## Begin DATA SHOWN

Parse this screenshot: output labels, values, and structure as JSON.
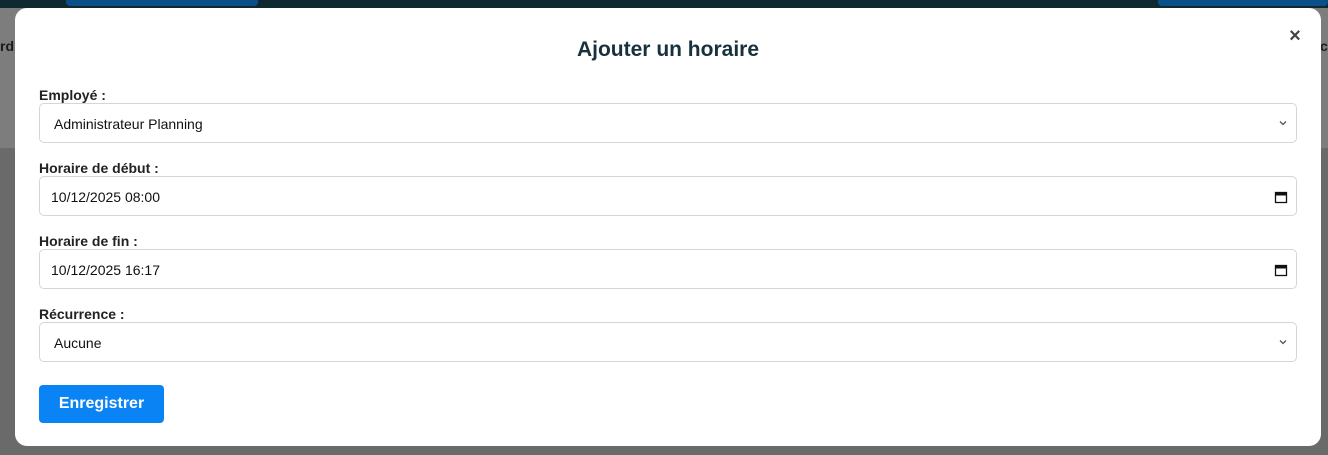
{
  "background": {
    "left_fragment": "rdi",
    "right_fragment": "c"
  },
  "modal": {
    "title": "Ajouter un horaire",
    "close_symbol": "×",
    "fields": {
      "employee": {
        "label": "Employé :",
        "value": "Administrateur Planning"
      },
      "start": {
        "label": "Horaire de début :",
        "value": "10/12/2025 08:00"
      },
      "end": {
        "label": "Horaire de fin :",
        "value": "10/12/2025 16:17"
      },
      "recurrence": {
        "label": "Récurrence :",
        "value": "Aucune"
      }
    },
    "save_label": "Enregistrer"
  },
  "icons": {
    "select_arrow": "chevron-down-icon",
    "date_picker": "calendar-icon",
    "close": "close-icon"
  },
  "colors": {
    "primary_button": "#0a84f5",
    "title": "#17313d",
    "overlay": "#6e6e6e"
  }
}
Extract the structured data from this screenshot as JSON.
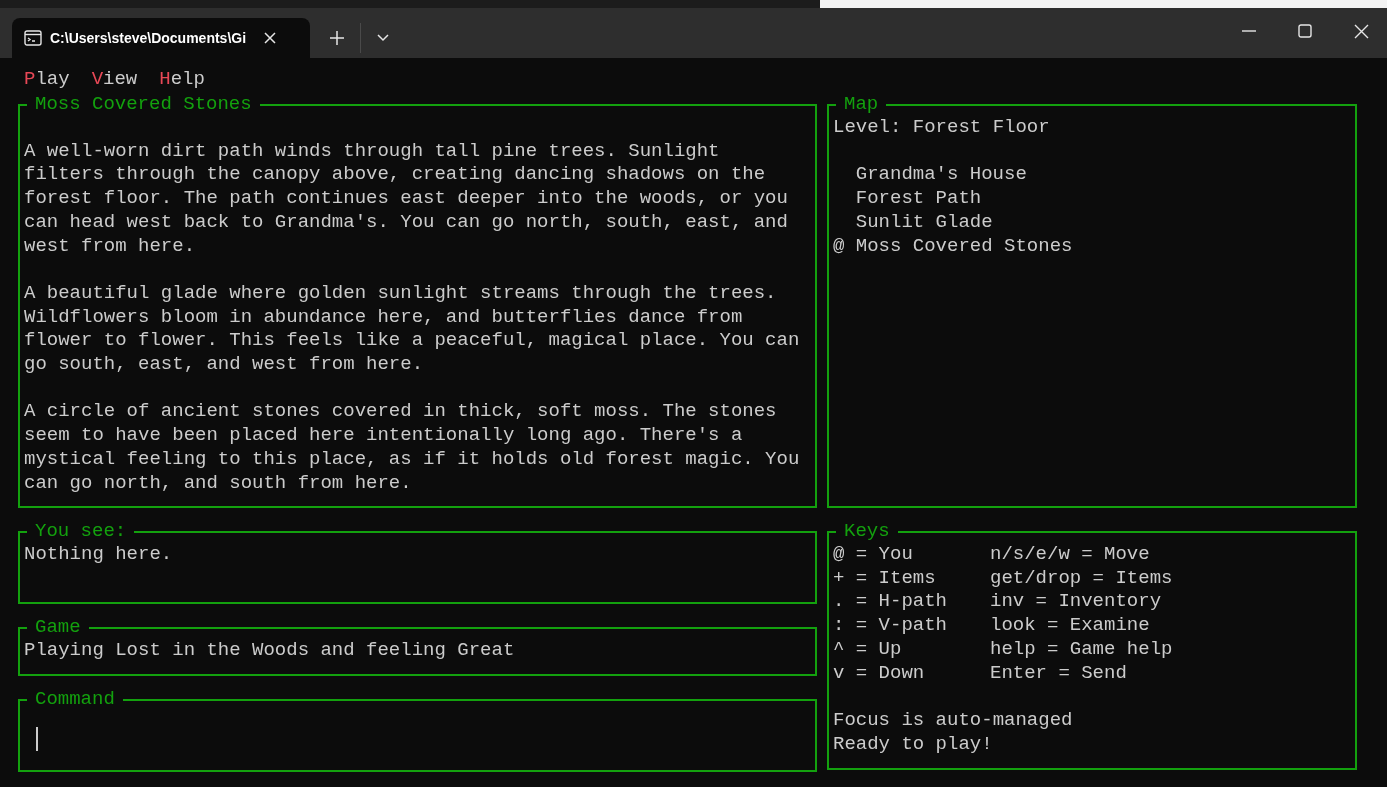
{
  "tab": {
    "title": "C:\\Users\\steve\\Documents\\Gi",
    "selected": true
  },
  "menu": [
    {
      "key": "P",
      "rest": "lay"
    },
    {
      "key": "V",
      "rest": "iew"
    },
    {
      "key": "H",
      "rest": "elp"
    }
  ],
  "room": {
    "title": "Moss Covered Stones",
    "paragraphs": [
      [
        "A well-worn dirt path winds through tall pine trees. Sunlight",
        "filters through the canopy above, creating dancing shadows on the",
        "forest floor. The path continues east deeper into the woods, or you",
        "can head west back to Grandma's. You can go north, south, east, and",
        "west from here."
      ],
      [
        "A beautiful glade where golden sunlight streams through the trees.",
        "Wildflowers bloom in abundance here, and butterflies dance from",
        "flower to flower. This feels like a peaceful, magical place. You can",
        "go south, east, and west from here."
      ],
      [
        "A circle of ancient stones covered in thick, soft moss. The stones",
        "seem to have been placed here intentionally long ago. There's a",
        "mystical feeling to this place, as if it holds old forest magic. You",
        "can go north, and south from here."
      ]
    ]
  },
  "map": {
    "title": "Map",
    "level": "Level: Forest Floor",
    "player_marker": "@",
    "rooms": [
      {
        "name": "Grandma's House",
        "here": false
      },
      {
        "name": "Forest Path",
        "here": false
      },
      {
        "name": "Sunlit Glade",
        "here": false
      },
      {
        "name": "Moss Covered Stones",
        "here": true
      }
    ]
  },
  "you_see": {
    "title": "You see:",
    "text": "Nothing here."
  },
  "game": {
    "title": "Game",
    "text": "Playing Lost in the Woods and feeling Great"
  },
  "command": {
    "title": "Command"
  },
  "keys": {
    "title": "Keys",
    "rows": [
      {
        "legend": "@ = You",
        "command": "n/s/e/w = Move"
      },
      {
        "legend": "+ = Items",
        "command": "get/drop = Items"
      },
      {
        "legend": ". = H-path",
        "command": "inv = Inventory"
      },
      {
        "legend": ": = V-path",
        "command": "look = Examine"
      },
      {
        "legend": "^ = Up",
        "command": "help = Game help"
      },
      {
        "legend": "v = Down",
        "command": "Enter = Send"
      }
    ],
    "status": [
      "Focus is auto-managed",
      "Ready to play!"
    ]
  }
}
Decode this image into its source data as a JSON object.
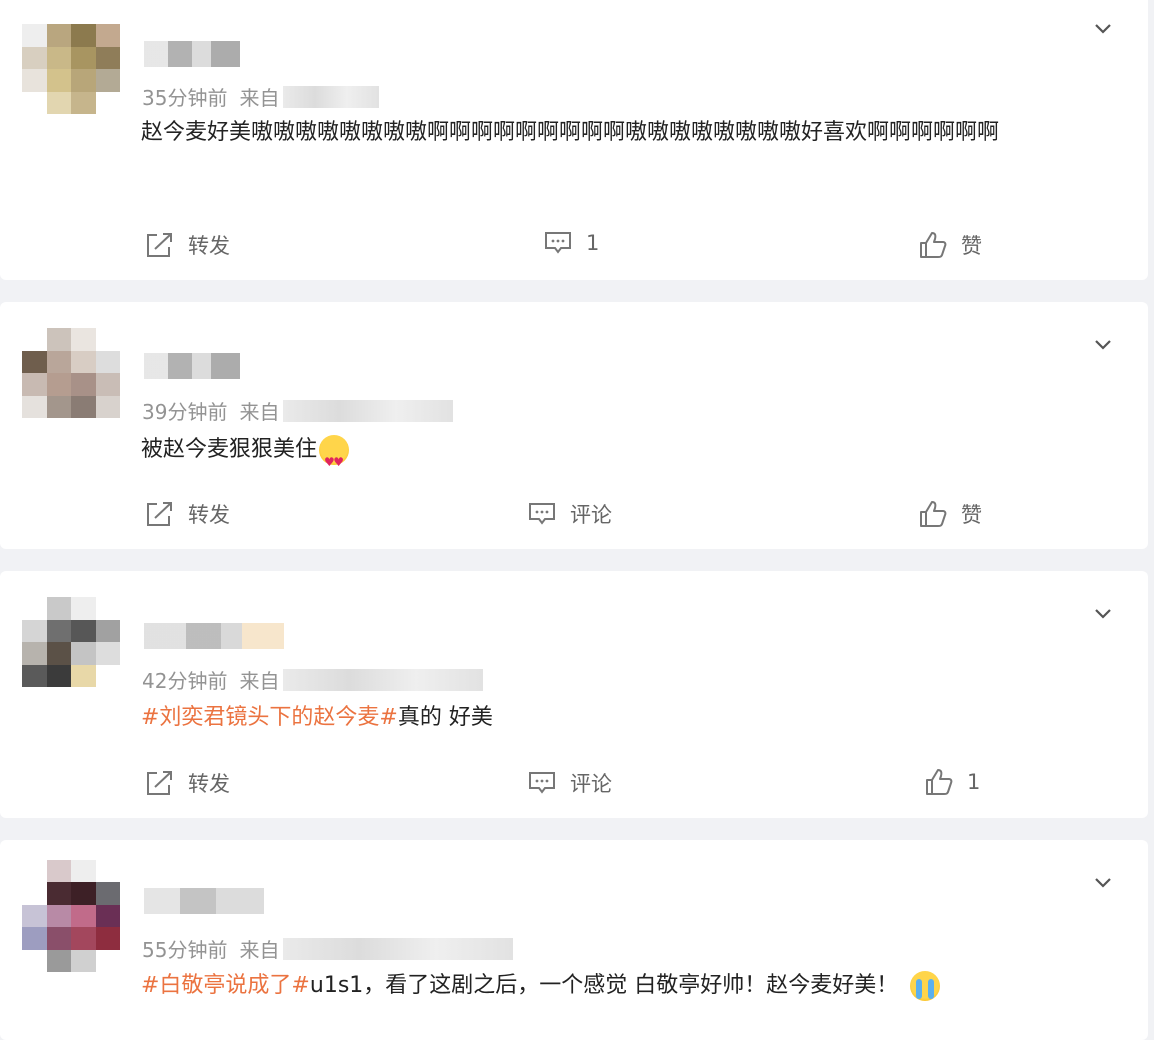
{
  "posts": [
    {
      "time": "35分钟前",
      "source_prefix": "来自",
      "content": "赵今麦好美嗷嗷嗷嗷嗷嗷嗷嗷啊啊啊啊啊啊啊啊啊嗷嗷嗷嗷嗷嗷嗷嗷好喜欢啊啊啊啊啊啊",
      "repost_label": "转发",
      "comment_label": "1",
      "like_label": "赞"
    },
    {
      "time": "39分钟前",
      "source_prefix": "来自",
      "content": "被赵今麦狠狠美住",
      "emoji": "heart-eyes-emoji",
      "repost_label": "转发",
      "comment_label": "评论",
      "like_label": "赞"
    },
    {
      "time": "42分钟前",
      "source_prefix": "来自",
      "hashtag": "#刘奕君镜头下的赵今麦#",
      "content": "真的 好美",
      "repost_label": "转发",
      "comment_label": "评论",
      "like_label": "1"
    },
    {
      "time": "55分钟前",
      "source_prefix": "来自",
      "hashtag": "#白敬亭说成了#",
      "content": "u1s1，看了这剧之后，一个感觉 白敬亭好帅！赵今麦好美！",
      "emoji": "crying-emoji"
    }
  ],
  "colors": {
    "hashtag": "#eb7340",
    "meta": "#939393",
    "action": "#666666",
    "background": "#f1f2f5"
  },
  "icons": {
    "repost": "repost-icon",
    "comment": "comment-icon",
    "like": "thumbs-up-icon",
    "menu": "chevron-down-icon"
  }
}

## End DATA SHOWN

Leave out every picture, and repeat word for word only the lines from the one holding "Decode this image" through the end of the entries above, both ends included.

# EXERCISE ANSWER:
Decode this image into its source data as a JSON object.
{
  "posts": [
    {
      "time": "35分钟前",
      "source_prefix": "来自",
      "content": "赵今麦好美嗷嗷嗷嗷嗷嗷嗷嗷啊啊啊啊啊啊啊啊啊嗷嗷嗷嗷嗷嗷嗷嗷好喜欢啊啊啊啊啊啊",
      "repost_label": "转发",
      "comment_label": "1",
      "like_label": "赞"
    },
    {
      "time": "39分钟前",
      "source_prefix": "来自",
      "content": "被赵今麦狠狠美住",
      "emoji": "heart-eyes-emoji",
      "repost_label": "转发",
      "comment_label": "评论",
      "like_label": "赞"
    },
    {
      "time": "42分钟前",
      "source_prefix": "来自",
      "hashtag": "#刘奕君镜头下的赵今麦#",
      "content": "真的 好美",
      "repost_label": "转发",
      "comment_label": "评论",
      "like_label": "1"
    },
    {
      "time": "55分钟前",
      "source_prefix": "来自",
      "hashtag": "#白敬亭说成了#",
      "content": "u1s1，看了这剧之后，一个感觉 白敬亭好帅！赵今麦好美！",
      "emoji": "crying-emoji"
    }
  ],
  "colors": {
    "hashtag": "#eb7340",
    "meta": "#939393",
    "action": "#666666",
    "background": "#f1f2f5"
  },
  "icons": {
    "repost": "repost-icon",
    "comment": "comment-icon",
    "like": "thumbs-up-icon",
    "menu": "chevron-down-icon"
  }
}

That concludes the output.